_Exercise details_. Can you retype the whole passage on home-grown calf creep and feed costs word for word?

Even the calf creep, fed from around three to seven months, is grown on the farm, with each tonne comprising beans (200kg), oats (420kg), barley (340kg), molasses (30 litres), yeast and minerals (10kg). “I haven’t calculated the exact saving across the farm since the surge in grain and input prices, but in previous years, when we used to buy in more feed, it would not be uncommon for our feed bill to exceed £30,000 per year,” he says. “Now that costs are spiralling out of control, I feel it’s more important than ever to scrutinise our inputs and being more self-sufficient with our feeding is definitely helping control our costs of production.”

(Element location data)
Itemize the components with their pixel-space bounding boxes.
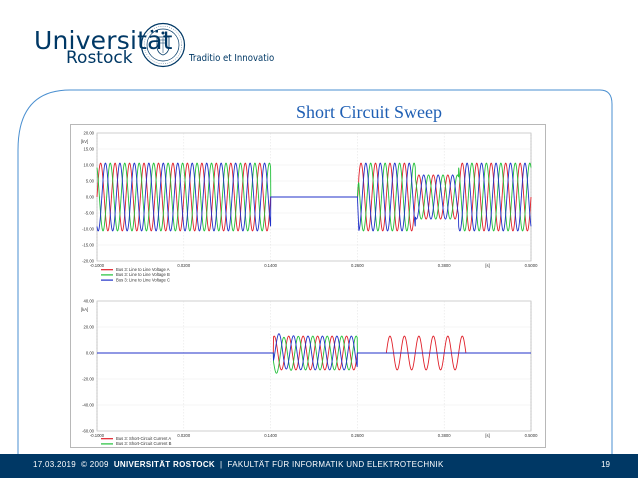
chart-0-ytick-label: 5.00 <box>86 179 95 184</box>
chart-0-ytick-label: 10.00 <box>84 163 95 168</box>
chart-0-xtick-label: -0.1000 <box>90 263 105 268</box>
footer-copyright: © 2009 <box>81 460 109 469</box>
chart-0-xlabel: [s] <box>485 263 489 268</box>
chart-0-ytick-label: -20.00 <box>82 259 95 264</box>
chart-0-xtick-label: 0.2600 <box>351 263 364 268</box>
university-seal-icon <box>140 22 186 68</box>
chart-0-xtick-label: 0.5000 <box>525 263 538 268</box>
logo-text-rostock: Rostock <box>66 48 133 68</box>
footer-faculty: FAKULTÄT FÜR INFORMATIK UND ELEKTROTECHN… <box>227 460 444 469</box>
logo-motto: Traditio et Innovatio <box>189 53 275 64</box>
chart-1-ytick-label: -60.00 <box>82 429 95 434</box>
chart-1-ytick-label: -40.00 <box>82 403 95 408</box>
chart-1-xtick-label: 0.0200 <box>177 433 190 438</box>
chart-0-ytick-label: -5.00 <box>84 211 94 216</box>
chart-1-xlabel: [s] <box>485 433 489 438</box>
chart-0-ytick-label: 15.00 <box>84 147 95 152</box>
chart-1-series-line-2 <box>97 333 531 371</box>
chart-0-ytick-label: -10.00 <box>82 227 95 232</box>
chart-1-ytick-label: 0.00 <box>86 351 95 356</box>
chart-1-unit-label: [kA] <box>81 307 88 312</box>
chart-1-xtick-label: 0.1400 <box>264 433 277 438</box>
chart-1-xtick-label: 0.2600 <box>351 433 364 438</box>
chart-0-xtick-label: 0.1400 <box>264 263 277 268</box>
chart-1-ytick-label: -20.00 <box>82 377 95 382</box>
chart-0-xtick-label: 0.3800 <box>438 263 451 268</box>
chart-0-series-line-2 <box>96 162 532 232</box>
footer-bar <box>0 454 638 478</box>
chart-0-legend-label-1: Bus 3: Line to Line Voltage B <box>116 272 170 277</box>
chart-1-xtick-label: 0.5000 <box>525 433 538 438</box>
chart-0-unit-label: [kV] <box>81 139 88 144</box>
chart-1-legend-label-2: Bus 3: Short-Circuit Current C <box>116 446 172 447</box>
footer-university: UNIVERSITÄT ROSTOCK <box>113 460 215 469</box>
chart-0-ytick-label: 20.00 <box>84 131 95 136</box>
page-number: 19 <box>601 460 610 469</box>
footer-text: 17.03.2019 © 2009 UNIVERSITÄT ROSTOCK | … <box>33 460 444 469</box>
chart-0-ytick-label: -15.00 <box>82 243 95 248</box>
footer-separator: | <box>220 460 223 469</box>
chart-1-legend-label-1: Bus 3: Short-Circuit Current B <box>116 441 172 446</box>
slide-title: Short Circuit Sweep <box>296 102 442 122</box>
chart-1-xtick-label: -0.1000 <box>90 433 105 438</box>
chart-0-ytick-label: 0.00 <box>86 195 95 200</box>
chart-0-legend-label-0: Bus 3: Line to Line Voltage A <box>116 267 170 272</box>
chart-1-ytick-label: 40.00 <box>84 299 95 304</box>
chart-1-legend-label-0: Bus 3: Short-Circuit Current A <box>116 436 171 441</box>
chart-0-legend-label-2: Bus 3: Line to Line Voltage C <box>116 277 170 282</box>
chart-1-ytick-label: 20.00 <box>84 325 95 330</box>
chart-1-xtick-label: 0.3800 <box>438 433 451 438</box>
simulation-plot-panel: 20.00 15.00 10.00 5.00 0.00 -5.00 -10.00 -15.00… <box>70 124 546 448</box>
simulation-plot: 20.00 15.00 10.00 5.00 0.00 -5.00 -10.00 -15.00… <box>81 131 538 448</box>
chart-0-xtick-label: 0.0200 <box>177 263 190 268</box>
footer-date: 17.03.2019 <box>33 460 77 469</box>
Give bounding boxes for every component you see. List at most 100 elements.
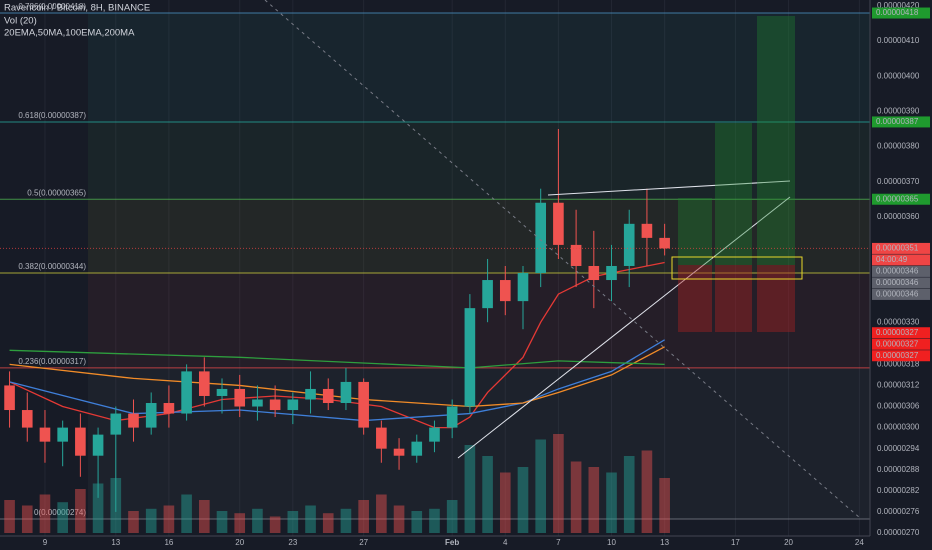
volume-bar — [252, 508, 263, 533]
y-tick-label: 0.00000390 — [877, 107, 920, 116]
volume-bar — [393, 505, 405, 533]
fib-label: 0.236(0.00000317) — [18, 357, 86, 366]
volume-bar — [553, 434, 564, 533]
x-tick-label: 20 — [784, 538, 793, 547]
y-tick-label: 0.00000282 — [877, 486, 920, 495]
moving-average — [9, 261, 665, 429]
target-box — [757, 16, 795, 265]
candle-body — [446, 406, 458, 428]
y-tick-label: 0.00000420 — [877, 1, 920, 10]
candle-body — [588, 265, 600, 281]
candle-body — [234, 388, 246, 407]
fib-band — [88, 273, 870, 368]
volume-bar — [464, 445, 476, 533]
price-tag-label: 0.00000365 — [876, 194, 919, 203]
candle-body — [393, 448, 405, 456]
volume-bar — [92, 483, 104, 533]
y-tick-label: 0.00000288 — [877, 465, 920, 474]
volume-bar — [659, 478, 670, 533]
candle-body — [287, 399, 299, 411]
target-box — [678, 198, 712, 265]
volume-bar — [128, 511, 139, 533]
price-tag — [872, 277, 930, 289]
volume — [4, 434, 670, 533]
price-tag — [872, 350, 930, 362]
drawings — [264, 0, 861, 519]
volume-bar — [4, 500, 15, 533]
volume-bar — [145, 508, 157, 533]
fib-band — [88, 199, 870, 274]
candle-body — [358, 381, 369, 428]
price-tag-label: 0.00000327 — [876, 351, 919, 360]
candle-body — [623, 223, 635, 266]
candle-body — [198, 371, 210, 396]
y-tick-label: 0.00000300 — [877, 423, 920, 432]
candle-body — [535, 202, 547, 274]
price-tag — [872, 265, 930, 277]
dashed-trendline — [264, 0, 861, 519]
price-tag-label: 04:00:49 — [876, 255, 908, 264]
stop-box — [715, 265, 752, 332]
price-tag — [872, 288, 930, 300]
y-tick-label: 0.00000370 — [877, 177, 920, 186]
volume-bar — [57, 502, 68, 533]
volume-bar — [269, 516, 281, 533]
chart-title: Ravencoin / Bitcoin, 8H, BINANCE — [4, 3, 150, 14]
fib-label: 0.786(0.00000418) — [18, 2, 86, 11]
y-tick-label: 0.00000306 — [877, 402, 920, 411]
resistance-trendline — [547, 180, 791, 196]
volume-bar — [340, 508, 352, 533]
x-tick-label: 9 — [43, 538, 48, 547]
volume-bar — [322, 513, 334, 533]
candle-body — [411, 441, 423, 456]
fib-label: 0.618(0.00000387) — [18, 111, 86, 120]
volume-bar — [446, 500, 458, 533]
stop-box — [757, 265, 795, 332]
price-tag — [872, 327, 930, 339]
x-tick-label: 13 — [111, 538, 120, 547]
candle-body — [181, 371, 192, 414]
candle-body — [163, 403, 175, 414]
volume-bar — [163, 505, 175, 533]
candle-body — [269, 399, 281, 411]
volume-bar — [376, 494, 387, 533]
volume-bar — [358, 500, 369, 533]
volume-bar — [535, 439, 547, 533]
candle-body — [128, 413, 139, 428]
price-tag — [872, 242, 930, 254]
volume-bar — [39, 494, 51, 533]
price-tag-label: 0.00000387 — [876, 117, 919, 126]
y-tick-label: 0.00000410 — [877, 36, 920, 45]
candle-body — [482, 280, 493, 309]
candle-body — [216, 388, 228, 396]
volume-label: Vol (20) — [4, 16, 37, 27]
axes: 0.00000420 0.00000410 0.00000400 0.00000390… — [43, 1, 920, 547]
candle-body — [641, 223, 653, 238]
volume-bar — [570, 461, 582, 533]
price-tag-label: 0.00000346 — [876, 290, 919, 299]
volume-bar — [411, 511, 423, 533]
volume-bar — [588, 467, 600, 533]
volume-bar — [75, 489, 86, 533]
candle-body — [499, 280, 511, 302]
fib-levels: 0.786(0.00000418) 0.618(0.00000387) 0.5(0.… — [0, 2, 870, 520]
candle-body — [322, 388, 334, 404]
volume-bar — [287, 511, 299, 533]
price-tag-label: 0.00000351 — [876, 244, 919, 253]
candle-body — [659, 237, 670, 249]
price-tag — [872, 338, 930, 350]
candle-body — [517, 273, 529, 302]
x-tick-label: 10 — [607, 538, 616, 547]
y-tick-label: 0.00000330 — [877, 317, 920, 326]
price-tag — [872, 116, 930, 128]
x-tick-label: 13 — [660, 538, 669, 547]
ma-label: 20EMA,50MA,100EMA,200MA — [4, 28, 135, 39]
y-tick-label: 0.00000270 — [877, 528, 920, 537]
fib-label: 0.5(0.00000365) — [27, 188, 86, 197]
price-tag-label: 0.00000346 — [876, 267, 919, 276]
x-tick-label: 7 — [556, 538, 561, 547]
candle-body — [340, 381, 352, 404]
price-tags: 0.00000418 0.00000387 0.00000365 0.00000351… — [0, 7, 930, 362]
x-tick-label: 17 — [731, 538, 740, 547]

_Exercise answer_.
Even the calf creep, fed from around three to seven months, is grown on the farm, with each tonne comprising beans (200kg), oats (420kg), barley (340kg), molasses (30 litres), yeast and minerals (10kg). “I haven’t calculated the exact saving across the farm since the surge in grain and input prices, but in previous years, when we used to buy in more feed, it would not be uncommon for our feed bill to exceed £30,000 per year,” he says. “Now that costs are spiralling out of control, I feel it’s more important than ever to scrutinise our inputs and being more self-sufficient with our feeding is definitely helping control our costs of production.”